* WHAT THE TASK ASKS:
Present every line in which the string "Germany" appears.

Saved entries

########################################

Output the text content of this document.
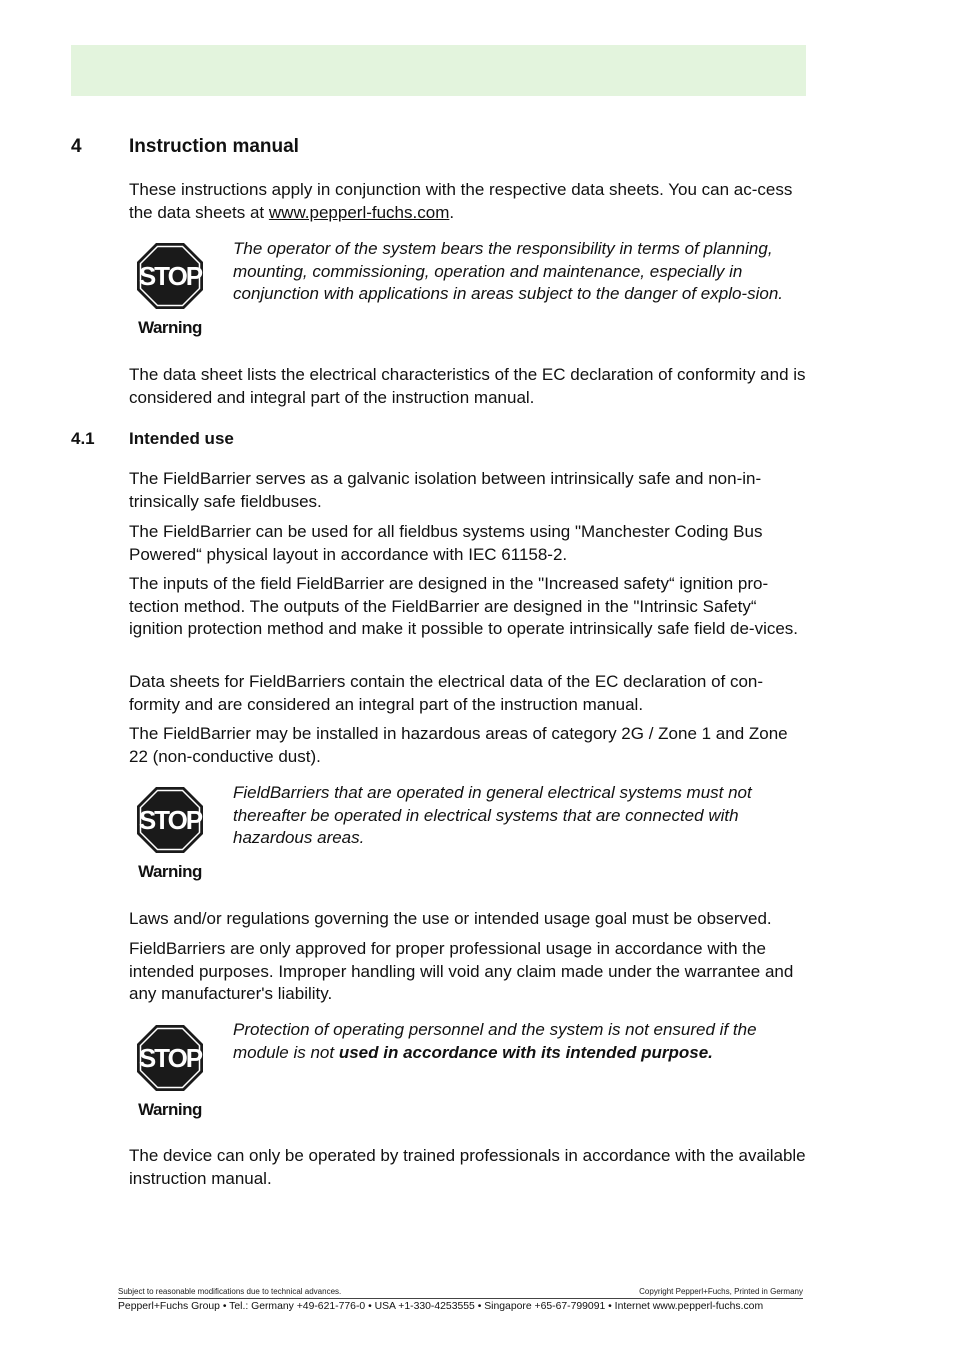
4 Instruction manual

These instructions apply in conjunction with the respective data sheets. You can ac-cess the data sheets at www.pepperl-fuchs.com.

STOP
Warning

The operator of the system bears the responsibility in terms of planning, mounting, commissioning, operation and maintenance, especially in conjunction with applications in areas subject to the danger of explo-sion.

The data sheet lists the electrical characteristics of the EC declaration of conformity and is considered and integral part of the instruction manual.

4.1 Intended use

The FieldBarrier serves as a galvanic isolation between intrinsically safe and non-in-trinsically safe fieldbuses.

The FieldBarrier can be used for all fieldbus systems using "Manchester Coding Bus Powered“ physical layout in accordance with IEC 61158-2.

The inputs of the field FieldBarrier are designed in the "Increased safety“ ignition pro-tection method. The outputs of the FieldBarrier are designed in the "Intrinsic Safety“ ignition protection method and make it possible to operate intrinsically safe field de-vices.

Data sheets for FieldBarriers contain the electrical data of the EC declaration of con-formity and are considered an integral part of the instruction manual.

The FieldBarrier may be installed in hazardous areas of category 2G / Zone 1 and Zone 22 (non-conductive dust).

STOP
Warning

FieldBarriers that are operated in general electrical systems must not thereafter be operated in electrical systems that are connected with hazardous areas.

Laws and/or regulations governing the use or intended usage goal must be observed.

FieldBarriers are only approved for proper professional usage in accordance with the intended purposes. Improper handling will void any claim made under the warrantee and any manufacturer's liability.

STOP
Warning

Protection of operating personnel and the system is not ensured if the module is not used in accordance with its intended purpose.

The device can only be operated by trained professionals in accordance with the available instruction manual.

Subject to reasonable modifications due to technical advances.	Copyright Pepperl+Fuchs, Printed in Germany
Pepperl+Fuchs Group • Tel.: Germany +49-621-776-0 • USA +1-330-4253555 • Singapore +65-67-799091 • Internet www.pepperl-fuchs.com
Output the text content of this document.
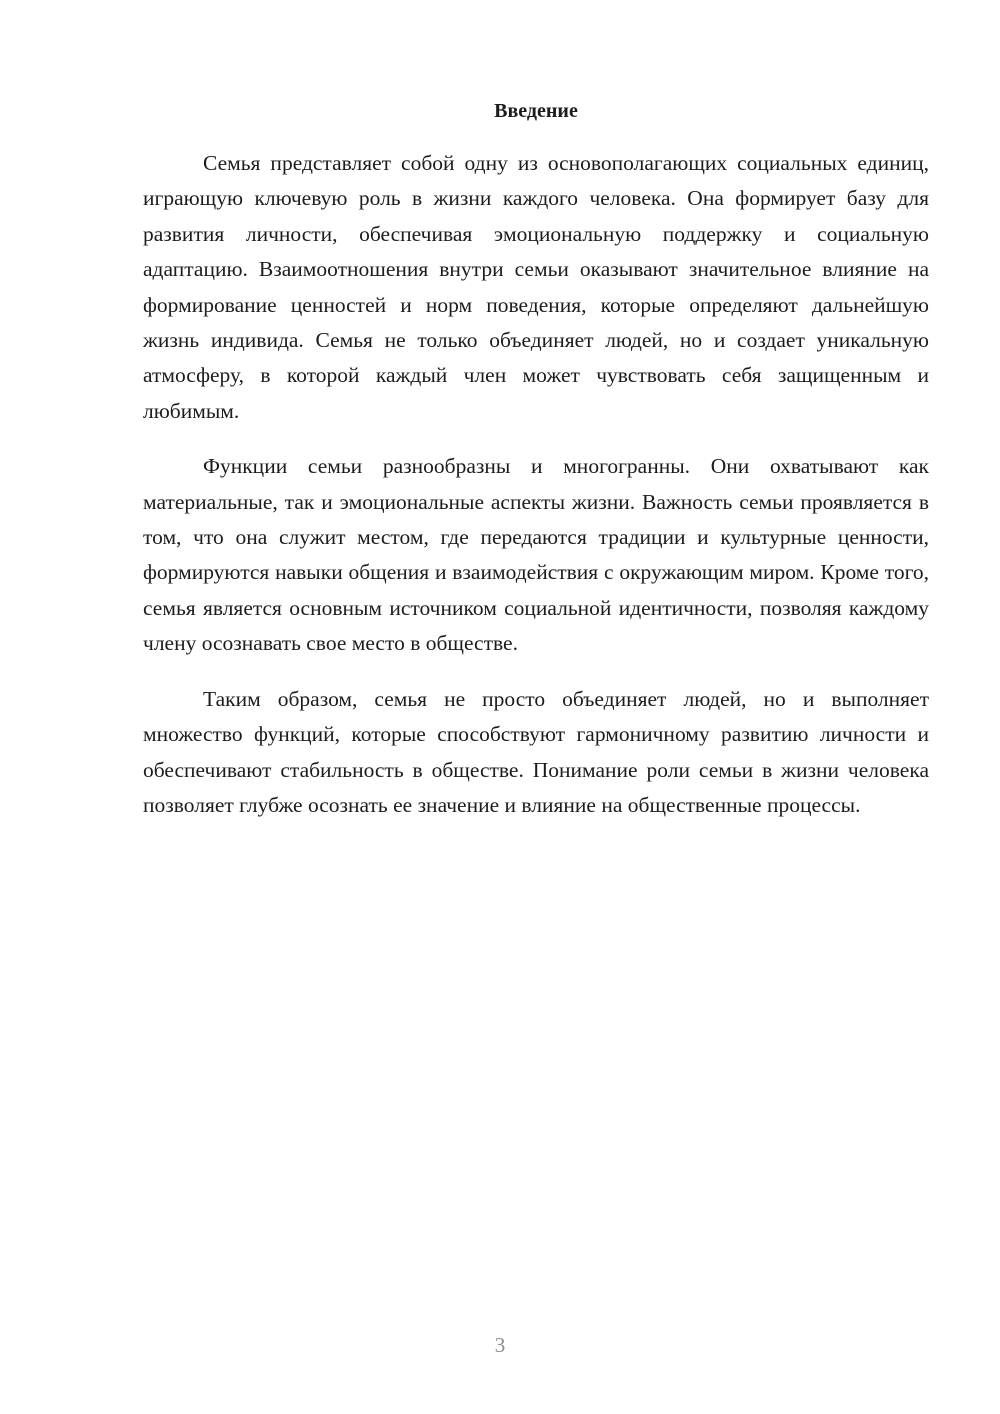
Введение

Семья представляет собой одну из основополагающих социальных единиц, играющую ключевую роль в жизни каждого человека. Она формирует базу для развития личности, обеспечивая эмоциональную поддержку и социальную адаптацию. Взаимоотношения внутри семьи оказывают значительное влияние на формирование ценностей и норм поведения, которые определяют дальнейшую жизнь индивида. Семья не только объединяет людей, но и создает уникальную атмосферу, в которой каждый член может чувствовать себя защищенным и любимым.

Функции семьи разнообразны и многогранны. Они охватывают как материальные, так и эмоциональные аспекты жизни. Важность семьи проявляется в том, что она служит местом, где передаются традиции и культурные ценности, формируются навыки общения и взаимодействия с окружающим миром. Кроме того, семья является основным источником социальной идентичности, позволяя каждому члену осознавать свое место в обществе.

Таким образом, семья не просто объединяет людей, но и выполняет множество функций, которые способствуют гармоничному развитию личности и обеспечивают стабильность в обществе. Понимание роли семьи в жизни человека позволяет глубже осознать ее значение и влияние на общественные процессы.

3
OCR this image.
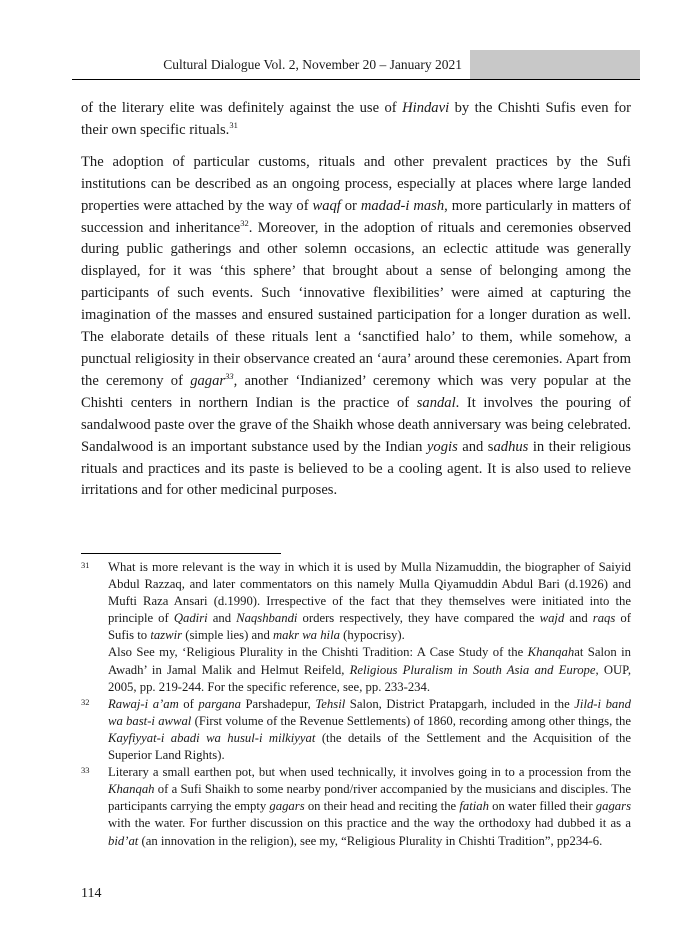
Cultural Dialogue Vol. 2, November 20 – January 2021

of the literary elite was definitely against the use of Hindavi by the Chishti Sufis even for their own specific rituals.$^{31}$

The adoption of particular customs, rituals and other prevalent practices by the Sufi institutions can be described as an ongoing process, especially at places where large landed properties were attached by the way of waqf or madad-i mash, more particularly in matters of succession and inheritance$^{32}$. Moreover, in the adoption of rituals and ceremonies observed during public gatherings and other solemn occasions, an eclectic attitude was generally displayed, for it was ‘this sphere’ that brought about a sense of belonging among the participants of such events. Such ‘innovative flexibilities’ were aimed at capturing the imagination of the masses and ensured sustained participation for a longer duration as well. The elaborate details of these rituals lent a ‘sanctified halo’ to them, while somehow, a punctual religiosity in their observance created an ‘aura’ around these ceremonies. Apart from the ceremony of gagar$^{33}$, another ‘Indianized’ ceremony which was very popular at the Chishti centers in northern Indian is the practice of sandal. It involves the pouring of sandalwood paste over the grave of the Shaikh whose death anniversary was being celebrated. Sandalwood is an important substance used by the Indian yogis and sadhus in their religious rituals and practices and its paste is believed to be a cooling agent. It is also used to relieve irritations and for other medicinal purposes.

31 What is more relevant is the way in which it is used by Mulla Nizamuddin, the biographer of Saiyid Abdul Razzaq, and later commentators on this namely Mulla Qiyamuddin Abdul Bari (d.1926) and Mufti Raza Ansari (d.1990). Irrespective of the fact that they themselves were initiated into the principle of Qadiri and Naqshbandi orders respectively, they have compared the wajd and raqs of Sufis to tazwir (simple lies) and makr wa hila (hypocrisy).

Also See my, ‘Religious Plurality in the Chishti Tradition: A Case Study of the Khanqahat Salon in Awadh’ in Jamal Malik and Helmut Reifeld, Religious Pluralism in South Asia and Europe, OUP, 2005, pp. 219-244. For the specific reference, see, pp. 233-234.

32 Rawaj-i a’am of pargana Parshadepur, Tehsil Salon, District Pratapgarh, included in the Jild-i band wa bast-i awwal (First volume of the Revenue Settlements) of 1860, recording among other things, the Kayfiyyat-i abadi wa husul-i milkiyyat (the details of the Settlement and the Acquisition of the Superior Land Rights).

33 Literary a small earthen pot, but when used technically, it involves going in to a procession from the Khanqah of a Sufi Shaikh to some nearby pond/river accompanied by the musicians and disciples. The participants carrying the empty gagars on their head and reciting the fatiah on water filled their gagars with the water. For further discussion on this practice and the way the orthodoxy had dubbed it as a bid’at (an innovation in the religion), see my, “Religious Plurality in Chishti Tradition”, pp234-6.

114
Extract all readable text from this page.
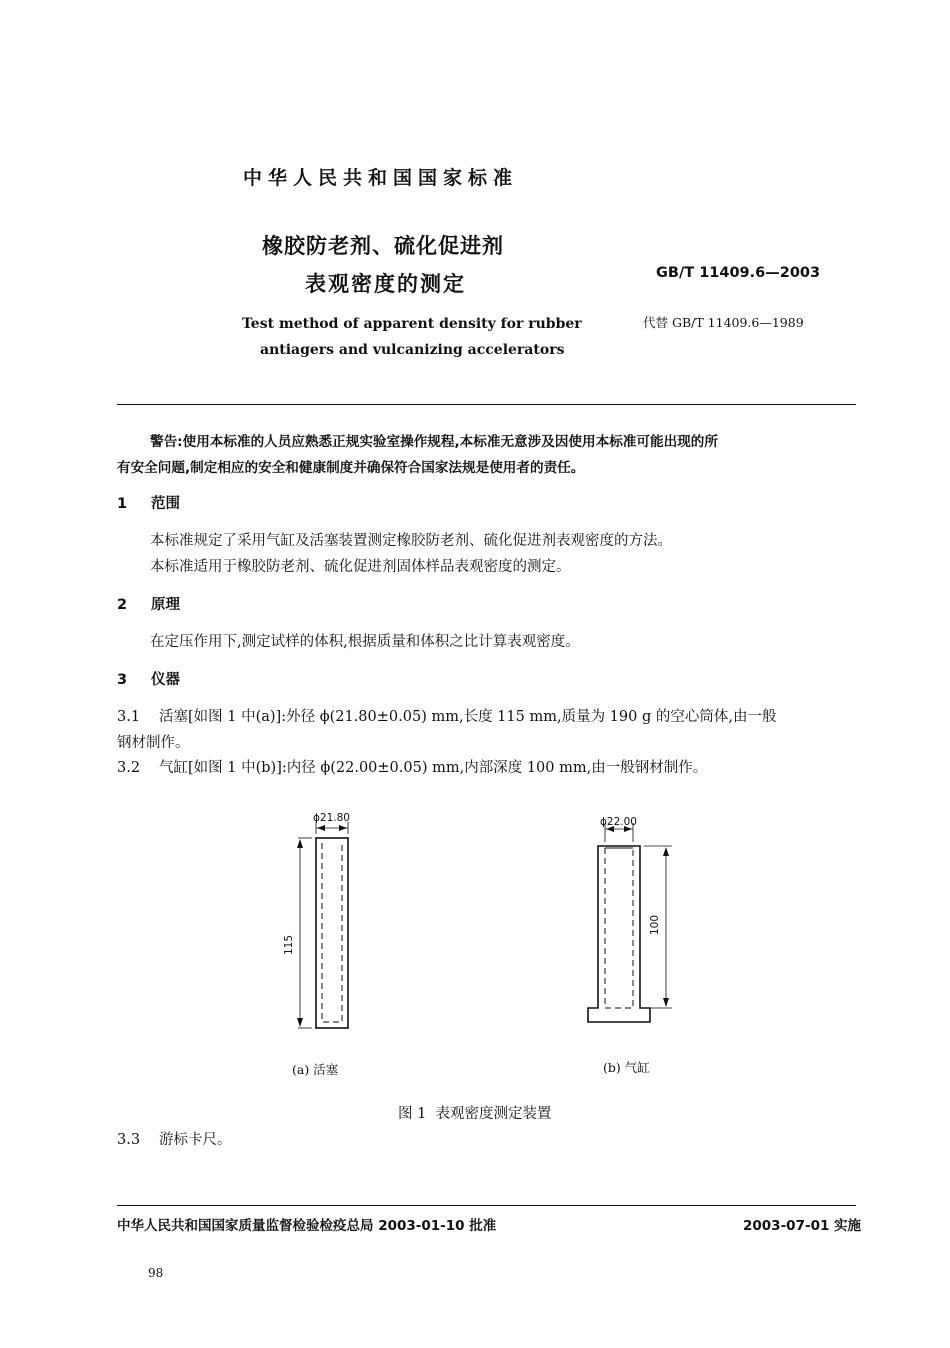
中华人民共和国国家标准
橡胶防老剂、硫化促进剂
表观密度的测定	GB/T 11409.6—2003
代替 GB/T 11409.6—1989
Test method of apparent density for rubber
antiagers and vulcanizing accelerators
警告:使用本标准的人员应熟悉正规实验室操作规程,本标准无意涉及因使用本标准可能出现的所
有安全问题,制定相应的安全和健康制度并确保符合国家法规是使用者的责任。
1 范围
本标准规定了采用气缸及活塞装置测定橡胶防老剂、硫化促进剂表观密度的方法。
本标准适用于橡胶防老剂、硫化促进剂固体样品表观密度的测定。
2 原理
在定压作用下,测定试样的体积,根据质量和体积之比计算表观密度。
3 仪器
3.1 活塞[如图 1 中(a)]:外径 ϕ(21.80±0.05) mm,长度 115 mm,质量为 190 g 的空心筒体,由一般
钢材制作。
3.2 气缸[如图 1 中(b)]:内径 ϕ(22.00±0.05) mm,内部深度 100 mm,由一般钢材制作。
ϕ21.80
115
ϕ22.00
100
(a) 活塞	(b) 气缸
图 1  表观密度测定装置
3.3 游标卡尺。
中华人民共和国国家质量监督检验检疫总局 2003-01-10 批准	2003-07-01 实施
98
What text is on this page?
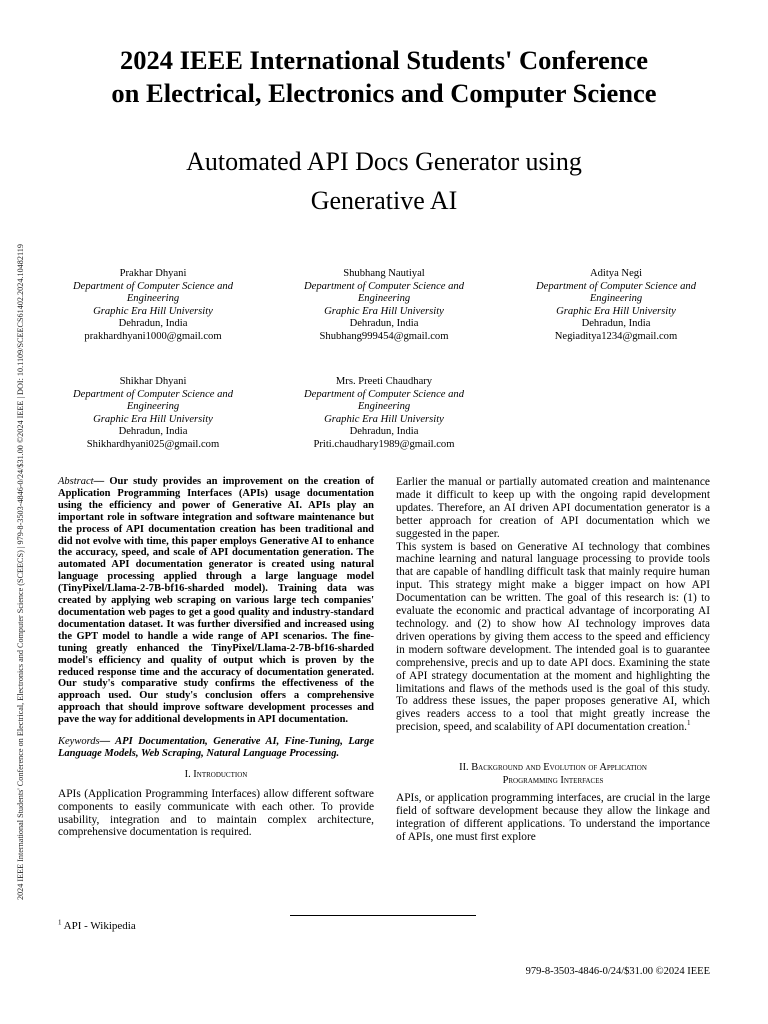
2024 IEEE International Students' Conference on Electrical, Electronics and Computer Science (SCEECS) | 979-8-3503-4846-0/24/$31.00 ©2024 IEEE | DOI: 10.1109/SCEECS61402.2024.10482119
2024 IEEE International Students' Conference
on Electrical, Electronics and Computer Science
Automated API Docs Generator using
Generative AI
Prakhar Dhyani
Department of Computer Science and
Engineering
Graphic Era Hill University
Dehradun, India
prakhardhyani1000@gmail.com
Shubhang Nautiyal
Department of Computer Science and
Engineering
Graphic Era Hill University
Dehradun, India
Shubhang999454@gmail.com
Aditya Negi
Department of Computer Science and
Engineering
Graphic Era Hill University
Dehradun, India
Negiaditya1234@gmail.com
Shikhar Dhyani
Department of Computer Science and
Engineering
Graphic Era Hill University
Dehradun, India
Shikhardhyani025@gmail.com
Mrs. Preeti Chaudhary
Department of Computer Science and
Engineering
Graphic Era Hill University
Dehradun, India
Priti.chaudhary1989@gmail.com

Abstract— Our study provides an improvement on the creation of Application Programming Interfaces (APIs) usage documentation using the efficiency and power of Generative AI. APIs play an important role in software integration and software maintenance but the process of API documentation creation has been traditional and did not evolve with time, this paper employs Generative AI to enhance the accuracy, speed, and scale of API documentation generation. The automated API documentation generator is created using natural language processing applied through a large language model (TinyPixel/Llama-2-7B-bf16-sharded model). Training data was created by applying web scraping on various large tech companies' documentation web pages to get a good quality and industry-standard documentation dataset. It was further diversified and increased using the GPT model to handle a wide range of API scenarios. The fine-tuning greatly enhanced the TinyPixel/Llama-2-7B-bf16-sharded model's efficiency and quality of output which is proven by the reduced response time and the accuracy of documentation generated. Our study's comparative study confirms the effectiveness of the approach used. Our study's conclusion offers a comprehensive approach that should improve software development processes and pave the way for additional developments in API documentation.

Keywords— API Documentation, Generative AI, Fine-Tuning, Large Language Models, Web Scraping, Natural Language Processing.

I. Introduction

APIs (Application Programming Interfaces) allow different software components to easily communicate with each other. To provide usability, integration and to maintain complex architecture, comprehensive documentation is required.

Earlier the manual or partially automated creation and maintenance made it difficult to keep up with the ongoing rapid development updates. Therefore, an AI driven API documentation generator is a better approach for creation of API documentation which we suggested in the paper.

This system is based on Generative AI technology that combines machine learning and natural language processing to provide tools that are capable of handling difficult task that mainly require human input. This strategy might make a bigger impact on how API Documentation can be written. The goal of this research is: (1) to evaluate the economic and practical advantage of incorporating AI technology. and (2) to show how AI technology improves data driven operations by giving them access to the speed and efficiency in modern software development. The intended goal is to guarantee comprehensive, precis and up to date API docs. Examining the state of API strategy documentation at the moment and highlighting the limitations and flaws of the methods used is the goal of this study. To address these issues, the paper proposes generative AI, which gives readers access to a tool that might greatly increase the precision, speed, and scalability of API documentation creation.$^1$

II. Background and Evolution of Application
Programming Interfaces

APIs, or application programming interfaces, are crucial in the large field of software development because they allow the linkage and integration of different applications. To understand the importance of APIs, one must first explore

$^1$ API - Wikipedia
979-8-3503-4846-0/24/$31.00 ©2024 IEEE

########################################

* COMPLETE ANSWER:
Subject to reasonable modifications due to technical advances.	Copyright Pepperl+Fuchs, Printed in Germany
Pepperl+Fuchs Group • Tel.: Germany +49-621-776-0 • USA +1-330-4253555 • Singapore +65-67-799091 • Internet www.pepperl-fuchs.com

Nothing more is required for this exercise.